Exercise instructions | Identify each line below that contains the word "Organ", and copy it out.

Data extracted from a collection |

══════════

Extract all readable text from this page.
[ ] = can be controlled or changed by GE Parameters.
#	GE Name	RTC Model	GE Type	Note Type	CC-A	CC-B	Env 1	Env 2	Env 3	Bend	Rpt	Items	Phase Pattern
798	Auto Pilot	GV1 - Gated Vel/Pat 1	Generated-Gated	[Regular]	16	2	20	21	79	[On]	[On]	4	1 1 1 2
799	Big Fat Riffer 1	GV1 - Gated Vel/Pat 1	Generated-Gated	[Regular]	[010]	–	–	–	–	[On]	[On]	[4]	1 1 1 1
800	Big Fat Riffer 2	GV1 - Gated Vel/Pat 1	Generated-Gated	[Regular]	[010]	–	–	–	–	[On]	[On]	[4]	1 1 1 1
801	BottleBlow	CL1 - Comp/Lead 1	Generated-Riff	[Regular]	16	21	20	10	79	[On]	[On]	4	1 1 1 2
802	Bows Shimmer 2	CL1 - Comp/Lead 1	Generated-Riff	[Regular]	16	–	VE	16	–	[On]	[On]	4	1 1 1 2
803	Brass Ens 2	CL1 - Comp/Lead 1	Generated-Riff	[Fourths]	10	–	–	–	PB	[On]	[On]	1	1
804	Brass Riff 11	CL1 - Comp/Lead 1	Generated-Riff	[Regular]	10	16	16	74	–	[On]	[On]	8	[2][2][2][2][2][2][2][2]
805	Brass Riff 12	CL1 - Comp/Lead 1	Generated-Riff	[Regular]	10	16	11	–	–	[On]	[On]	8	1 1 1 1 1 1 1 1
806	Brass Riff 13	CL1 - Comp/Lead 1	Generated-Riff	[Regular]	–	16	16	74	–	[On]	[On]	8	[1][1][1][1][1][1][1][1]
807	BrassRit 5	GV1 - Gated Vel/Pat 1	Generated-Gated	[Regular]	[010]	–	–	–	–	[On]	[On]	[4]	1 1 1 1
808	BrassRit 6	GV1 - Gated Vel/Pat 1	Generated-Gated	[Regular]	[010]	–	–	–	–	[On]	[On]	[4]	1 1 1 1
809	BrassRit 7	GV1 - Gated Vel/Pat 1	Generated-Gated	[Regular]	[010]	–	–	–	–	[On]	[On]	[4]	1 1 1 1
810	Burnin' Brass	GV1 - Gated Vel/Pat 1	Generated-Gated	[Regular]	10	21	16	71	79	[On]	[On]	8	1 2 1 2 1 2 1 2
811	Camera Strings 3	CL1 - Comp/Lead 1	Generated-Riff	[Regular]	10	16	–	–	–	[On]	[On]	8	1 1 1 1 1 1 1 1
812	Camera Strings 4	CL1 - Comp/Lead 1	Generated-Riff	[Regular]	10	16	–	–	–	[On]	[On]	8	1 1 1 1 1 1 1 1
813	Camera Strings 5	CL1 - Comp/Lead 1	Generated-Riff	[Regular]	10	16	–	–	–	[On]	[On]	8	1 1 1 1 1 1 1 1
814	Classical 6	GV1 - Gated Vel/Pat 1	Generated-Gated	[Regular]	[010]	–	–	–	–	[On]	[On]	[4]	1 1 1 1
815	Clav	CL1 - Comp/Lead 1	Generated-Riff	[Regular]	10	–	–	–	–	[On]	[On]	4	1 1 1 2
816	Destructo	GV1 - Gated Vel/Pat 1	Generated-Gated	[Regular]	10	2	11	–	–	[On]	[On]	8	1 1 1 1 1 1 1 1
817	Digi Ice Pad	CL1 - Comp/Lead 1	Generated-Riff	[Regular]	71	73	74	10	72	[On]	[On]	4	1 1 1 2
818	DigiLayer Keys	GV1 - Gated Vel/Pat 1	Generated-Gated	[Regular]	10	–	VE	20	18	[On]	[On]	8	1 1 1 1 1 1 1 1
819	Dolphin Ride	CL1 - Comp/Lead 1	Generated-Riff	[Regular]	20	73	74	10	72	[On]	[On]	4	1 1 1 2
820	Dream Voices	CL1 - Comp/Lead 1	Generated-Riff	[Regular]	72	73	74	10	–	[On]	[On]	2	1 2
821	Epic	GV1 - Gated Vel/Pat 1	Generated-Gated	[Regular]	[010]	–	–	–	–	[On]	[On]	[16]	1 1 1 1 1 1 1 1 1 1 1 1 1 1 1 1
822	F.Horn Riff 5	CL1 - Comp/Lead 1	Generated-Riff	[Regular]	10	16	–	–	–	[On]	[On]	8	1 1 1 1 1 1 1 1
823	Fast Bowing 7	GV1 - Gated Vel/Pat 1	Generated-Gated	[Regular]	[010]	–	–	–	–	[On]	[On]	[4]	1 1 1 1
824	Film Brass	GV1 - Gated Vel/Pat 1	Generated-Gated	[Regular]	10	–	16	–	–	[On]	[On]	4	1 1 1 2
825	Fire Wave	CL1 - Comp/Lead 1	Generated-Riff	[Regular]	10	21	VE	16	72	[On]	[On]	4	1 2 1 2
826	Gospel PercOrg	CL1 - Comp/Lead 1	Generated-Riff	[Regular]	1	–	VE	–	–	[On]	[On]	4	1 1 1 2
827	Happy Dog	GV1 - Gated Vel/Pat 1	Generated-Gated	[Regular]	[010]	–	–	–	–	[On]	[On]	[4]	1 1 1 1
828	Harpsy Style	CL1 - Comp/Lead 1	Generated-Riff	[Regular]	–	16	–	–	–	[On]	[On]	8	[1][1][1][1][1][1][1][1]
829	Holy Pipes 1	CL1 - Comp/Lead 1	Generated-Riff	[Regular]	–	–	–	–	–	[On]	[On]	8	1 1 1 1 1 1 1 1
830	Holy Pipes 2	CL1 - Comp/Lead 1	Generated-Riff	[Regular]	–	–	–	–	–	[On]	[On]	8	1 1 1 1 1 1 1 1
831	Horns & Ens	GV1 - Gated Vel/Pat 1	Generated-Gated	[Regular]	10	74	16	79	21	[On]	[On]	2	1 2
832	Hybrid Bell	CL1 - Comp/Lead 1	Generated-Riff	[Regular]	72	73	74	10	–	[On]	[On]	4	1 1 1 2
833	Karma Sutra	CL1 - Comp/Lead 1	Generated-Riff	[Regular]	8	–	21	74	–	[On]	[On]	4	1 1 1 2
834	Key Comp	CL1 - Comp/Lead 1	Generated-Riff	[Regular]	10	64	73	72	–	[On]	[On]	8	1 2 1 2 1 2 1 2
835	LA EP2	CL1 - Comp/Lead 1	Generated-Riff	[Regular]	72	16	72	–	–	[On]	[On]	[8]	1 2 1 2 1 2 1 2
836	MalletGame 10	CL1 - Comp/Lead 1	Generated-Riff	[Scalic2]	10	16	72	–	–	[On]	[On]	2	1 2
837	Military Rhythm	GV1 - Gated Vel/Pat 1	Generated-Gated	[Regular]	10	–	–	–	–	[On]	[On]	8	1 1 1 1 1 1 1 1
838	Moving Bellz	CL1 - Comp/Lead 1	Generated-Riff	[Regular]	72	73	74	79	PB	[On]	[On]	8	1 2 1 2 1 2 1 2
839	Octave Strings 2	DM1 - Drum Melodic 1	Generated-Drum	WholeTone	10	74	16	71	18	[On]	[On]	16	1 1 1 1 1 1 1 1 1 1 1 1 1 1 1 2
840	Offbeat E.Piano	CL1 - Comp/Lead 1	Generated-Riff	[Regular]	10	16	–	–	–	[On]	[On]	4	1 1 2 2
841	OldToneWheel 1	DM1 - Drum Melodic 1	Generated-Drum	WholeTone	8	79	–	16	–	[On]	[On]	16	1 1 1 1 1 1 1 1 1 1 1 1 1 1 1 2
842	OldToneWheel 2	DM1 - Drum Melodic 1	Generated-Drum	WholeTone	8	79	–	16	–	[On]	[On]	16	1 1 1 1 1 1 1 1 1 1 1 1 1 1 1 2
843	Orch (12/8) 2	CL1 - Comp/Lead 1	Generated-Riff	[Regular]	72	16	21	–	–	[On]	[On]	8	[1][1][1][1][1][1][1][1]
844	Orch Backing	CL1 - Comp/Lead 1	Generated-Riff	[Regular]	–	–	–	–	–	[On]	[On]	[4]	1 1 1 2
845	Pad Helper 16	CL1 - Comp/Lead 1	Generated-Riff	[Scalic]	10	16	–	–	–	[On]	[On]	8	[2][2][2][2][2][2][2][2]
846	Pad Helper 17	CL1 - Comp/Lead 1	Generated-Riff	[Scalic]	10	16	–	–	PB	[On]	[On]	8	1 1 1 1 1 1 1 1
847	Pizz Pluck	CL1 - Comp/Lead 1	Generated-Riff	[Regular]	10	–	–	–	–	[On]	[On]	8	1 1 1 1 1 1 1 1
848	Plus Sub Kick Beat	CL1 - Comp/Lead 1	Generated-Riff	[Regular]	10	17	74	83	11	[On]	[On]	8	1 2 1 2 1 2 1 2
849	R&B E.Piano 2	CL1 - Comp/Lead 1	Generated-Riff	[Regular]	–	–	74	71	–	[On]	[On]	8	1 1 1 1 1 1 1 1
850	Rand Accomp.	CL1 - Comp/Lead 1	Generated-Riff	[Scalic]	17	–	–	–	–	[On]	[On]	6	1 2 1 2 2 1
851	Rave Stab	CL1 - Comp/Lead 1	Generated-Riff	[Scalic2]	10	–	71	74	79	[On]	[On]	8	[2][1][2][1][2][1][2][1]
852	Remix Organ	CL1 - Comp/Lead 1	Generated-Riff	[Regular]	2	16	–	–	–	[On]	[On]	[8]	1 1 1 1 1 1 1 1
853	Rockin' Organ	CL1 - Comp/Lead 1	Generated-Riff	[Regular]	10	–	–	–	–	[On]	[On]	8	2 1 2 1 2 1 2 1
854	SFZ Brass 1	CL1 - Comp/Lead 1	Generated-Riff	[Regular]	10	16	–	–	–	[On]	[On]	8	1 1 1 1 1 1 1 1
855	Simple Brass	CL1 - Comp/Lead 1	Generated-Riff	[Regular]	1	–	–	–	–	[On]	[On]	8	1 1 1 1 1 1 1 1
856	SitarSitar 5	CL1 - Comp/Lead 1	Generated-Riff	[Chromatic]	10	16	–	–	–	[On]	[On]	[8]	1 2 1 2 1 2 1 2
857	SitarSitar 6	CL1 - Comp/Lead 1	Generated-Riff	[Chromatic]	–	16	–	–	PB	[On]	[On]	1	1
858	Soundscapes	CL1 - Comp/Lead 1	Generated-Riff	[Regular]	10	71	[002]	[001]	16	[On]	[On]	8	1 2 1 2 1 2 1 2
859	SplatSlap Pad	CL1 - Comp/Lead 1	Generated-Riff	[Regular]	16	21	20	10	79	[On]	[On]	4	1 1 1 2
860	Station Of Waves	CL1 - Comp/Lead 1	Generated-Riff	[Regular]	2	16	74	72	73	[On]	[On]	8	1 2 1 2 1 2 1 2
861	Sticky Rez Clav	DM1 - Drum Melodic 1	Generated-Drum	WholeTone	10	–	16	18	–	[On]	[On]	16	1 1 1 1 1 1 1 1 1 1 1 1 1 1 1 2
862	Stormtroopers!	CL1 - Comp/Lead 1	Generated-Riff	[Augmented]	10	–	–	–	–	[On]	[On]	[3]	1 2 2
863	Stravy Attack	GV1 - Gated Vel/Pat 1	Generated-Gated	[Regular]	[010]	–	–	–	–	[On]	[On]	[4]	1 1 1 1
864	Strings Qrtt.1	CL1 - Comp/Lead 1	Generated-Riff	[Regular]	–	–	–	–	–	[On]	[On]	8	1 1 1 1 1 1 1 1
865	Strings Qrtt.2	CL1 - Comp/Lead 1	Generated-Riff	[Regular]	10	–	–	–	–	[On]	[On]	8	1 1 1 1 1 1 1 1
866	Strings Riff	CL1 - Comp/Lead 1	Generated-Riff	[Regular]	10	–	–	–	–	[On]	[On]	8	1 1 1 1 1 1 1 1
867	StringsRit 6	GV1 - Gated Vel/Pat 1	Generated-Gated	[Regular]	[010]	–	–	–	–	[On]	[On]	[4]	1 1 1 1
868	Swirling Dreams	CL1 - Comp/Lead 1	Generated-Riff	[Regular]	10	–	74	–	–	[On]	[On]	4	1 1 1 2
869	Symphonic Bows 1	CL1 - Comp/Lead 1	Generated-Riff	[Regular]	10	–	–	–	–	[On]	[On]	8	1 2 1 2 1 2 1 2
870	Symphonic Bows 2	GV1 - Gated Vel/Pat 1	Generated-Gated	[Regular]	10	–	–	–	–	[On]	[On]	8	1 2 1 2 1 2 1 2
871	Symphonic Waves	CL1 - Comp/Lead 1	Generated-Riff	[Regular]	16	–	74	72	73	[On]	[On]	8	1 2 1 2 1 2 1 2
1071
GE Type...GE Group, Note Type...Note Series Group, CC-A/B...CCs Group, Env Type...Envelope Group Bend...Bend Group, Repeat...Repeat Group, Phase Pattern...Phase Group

══════════

Correct output |
852	Remix Organ	CL1 - Comp/Lead 1	Generated-Riff	[Regular]	2	16	–	–	–	[On]	[On]	[8]	1 1 1 1 1 1 1 1
853	Rockin' Organ	CL1 - Comp/Lead 1	Generated-Riff	[Regular]	10	–	–	–	–	[On]	[On]	8	2 1 2 1 2 1 2 1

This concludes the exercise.